§ **INSTRUCTIONS TO FOLLOW**
Word for word, quote all of the material, omitting the pictures.

[Recorded data]
◇ ◇ ◇

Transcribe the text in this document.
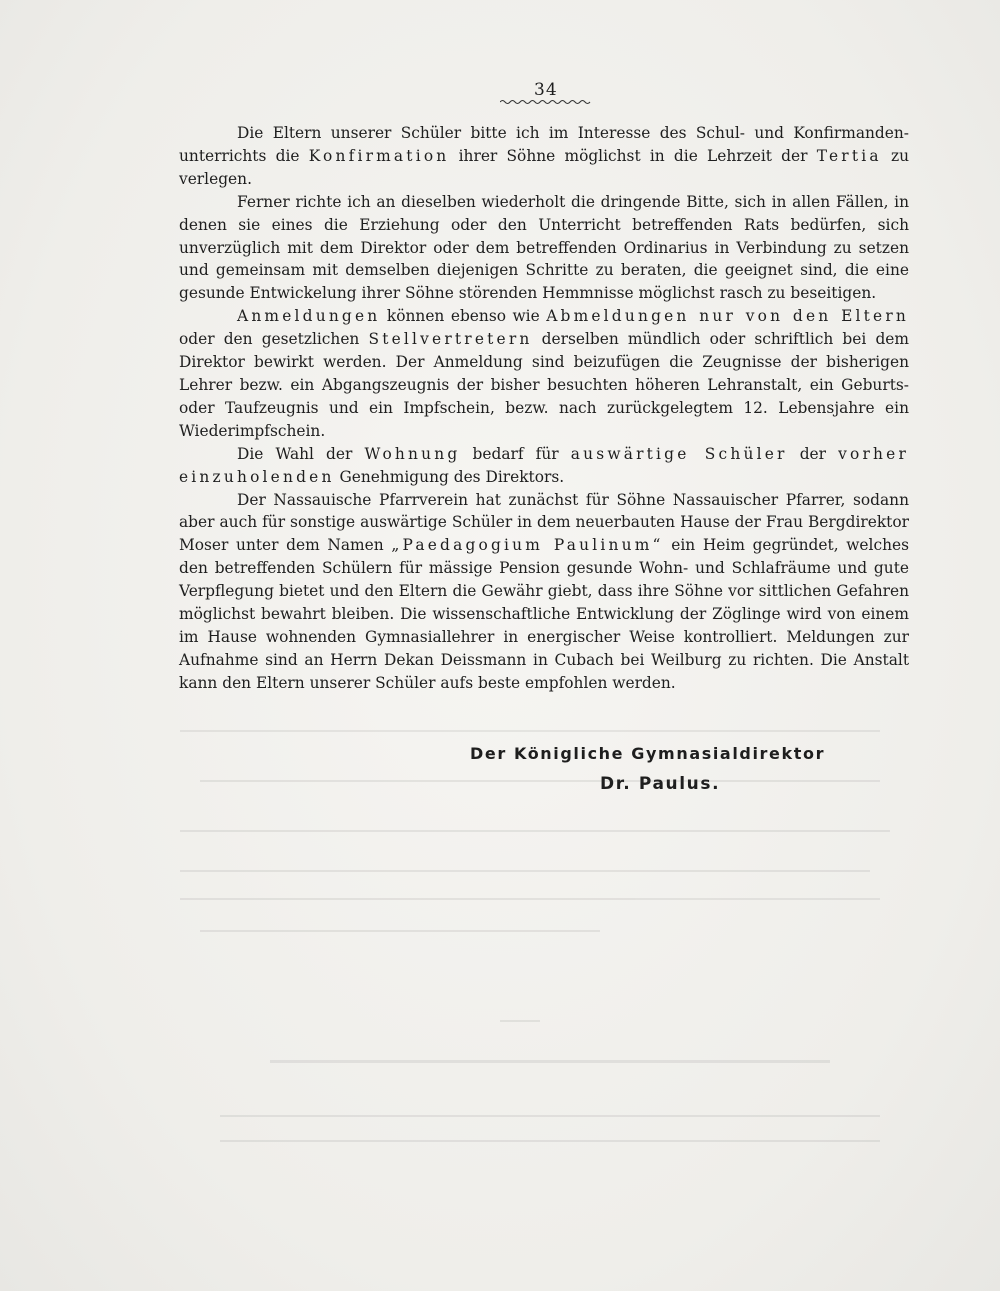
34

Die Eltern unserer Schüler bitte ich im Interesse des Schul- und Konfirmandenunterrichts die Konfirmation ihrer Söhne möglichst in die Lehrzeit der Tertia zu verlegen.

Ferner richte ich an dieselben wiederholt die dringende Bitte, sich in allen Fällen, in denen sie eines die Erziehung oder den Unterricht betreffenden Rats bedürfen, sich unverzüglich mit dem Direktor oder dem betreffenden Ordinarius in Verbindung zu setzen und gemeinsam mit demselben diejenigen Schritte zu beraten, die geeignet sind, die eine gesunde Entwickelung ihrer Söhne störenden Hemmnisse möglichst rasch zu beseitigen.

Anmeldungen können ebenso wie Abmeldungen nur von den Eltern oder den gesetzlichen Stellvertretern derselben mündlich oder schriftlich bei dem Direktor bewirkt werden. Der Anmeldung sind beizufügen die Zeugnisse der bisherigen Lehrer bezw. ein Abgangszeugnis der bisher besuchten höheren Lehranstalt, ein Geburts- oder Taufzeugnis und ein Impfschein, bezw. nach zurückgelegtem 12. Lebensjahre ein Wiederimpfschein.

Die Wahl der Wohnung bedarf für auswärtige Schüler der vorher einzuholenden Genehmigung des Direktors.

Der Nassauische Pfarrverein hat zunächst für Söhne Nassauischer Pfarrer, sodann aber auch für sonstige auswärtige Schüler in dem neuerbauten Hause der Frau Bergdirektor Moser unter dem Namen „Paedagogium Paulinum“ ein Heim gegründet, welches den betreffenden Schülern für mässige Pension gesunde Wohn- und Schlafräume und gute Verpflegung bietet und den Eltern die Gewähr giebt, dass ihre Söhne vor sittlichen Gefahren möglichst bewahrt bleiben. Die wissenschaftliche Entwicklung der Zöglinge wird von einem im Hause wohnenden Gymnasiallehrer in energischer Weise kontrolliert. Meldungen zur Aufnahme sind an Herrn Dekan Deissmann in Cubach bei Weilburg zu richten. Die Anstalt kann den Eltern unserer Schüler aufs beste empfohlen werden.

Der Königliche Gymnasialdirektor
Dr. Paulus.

◇ ◇ ◇

§ **FINAL ANSWER**
Transcribe the text in this document.
34

Die Eltern unserer Schüler bitte ich im Interesse des Schul- und Konfirmandenunterrichts die Konfirmation ihrer Söhne möglichst in die Lehrzeit der Tertia zu verlegen.

Ferner richte ich an dieselben wiederholt die dringende Bitte, sich in allen Fällen, in denen sie eines die Erziehung oder den Unterricht betreffenden Rats bedürfen, sich unverzüglich mit dem Direktor oder dem betreffenden Ordinarius in Verbindung zu setzen und gemeinsam mit demselben diejenigen Schritte zu beraten, die geeignet sind, die eine gesunde Entwickelung ihrer Söhne störenden Hemmnisse möglichst rasch zu beseitigen.

Anmeldungen können ebenso wie Abmeldungen nur von den Eltern oder den gesetzlichen Stellvertretern derselben mündlich oder schriftlich bei dem Direktor bewirkt werden. Der Anmeldung sind beizufügen die Zeugnisse der bisherigen Lehrer bezw. ein Abgangszeugnis der bisher besuchten höheren Lehranstalt, ein Geburts- oder Taufzeugnis und ein Impfschein, bezw. nach zurückgelegtem 12. Lebensjahre ein Wiederimpfschein.

Die Wahl der Wohnung bedarf für auswärtige Schüler der vorher einzuholenden Genehmigung des Direktors.

Der Nassauische Pfarrverein hat zunächst für Söhne Nassauischer Pfarrer, sodann aber auch für sonstige auswärtige Schüler in dem neuerbauten Hause der Frau Bergdirektor Moser unter dem Namen „Paedagogium Paulinum“ ein Heim gegründet, welches den betreffenden Schülern für mässige Pension gesunde Wohn- und Schlafräume und gute Verpflegung bietet und den Eltern die Gewähr giebt, dass ihre Söhne vor sittlichen Gefahren möglichst bewahrt bleiben. Die wissenschaftliche Entwicklung der Zöglinge wird von einem im Hause wohnenden Gymnasiallehrer in energischer Weise kontrolliert. Meldungen zur Aufnahme sind an Herrn Dekan Deissmann in Cubach bei Weilburg zu richten. Die Anstalt kann den Eltern unserer Schüler aufs beste empfohlen werden.

Der Königliche Gymnasialdirektor
Dr. Paulus.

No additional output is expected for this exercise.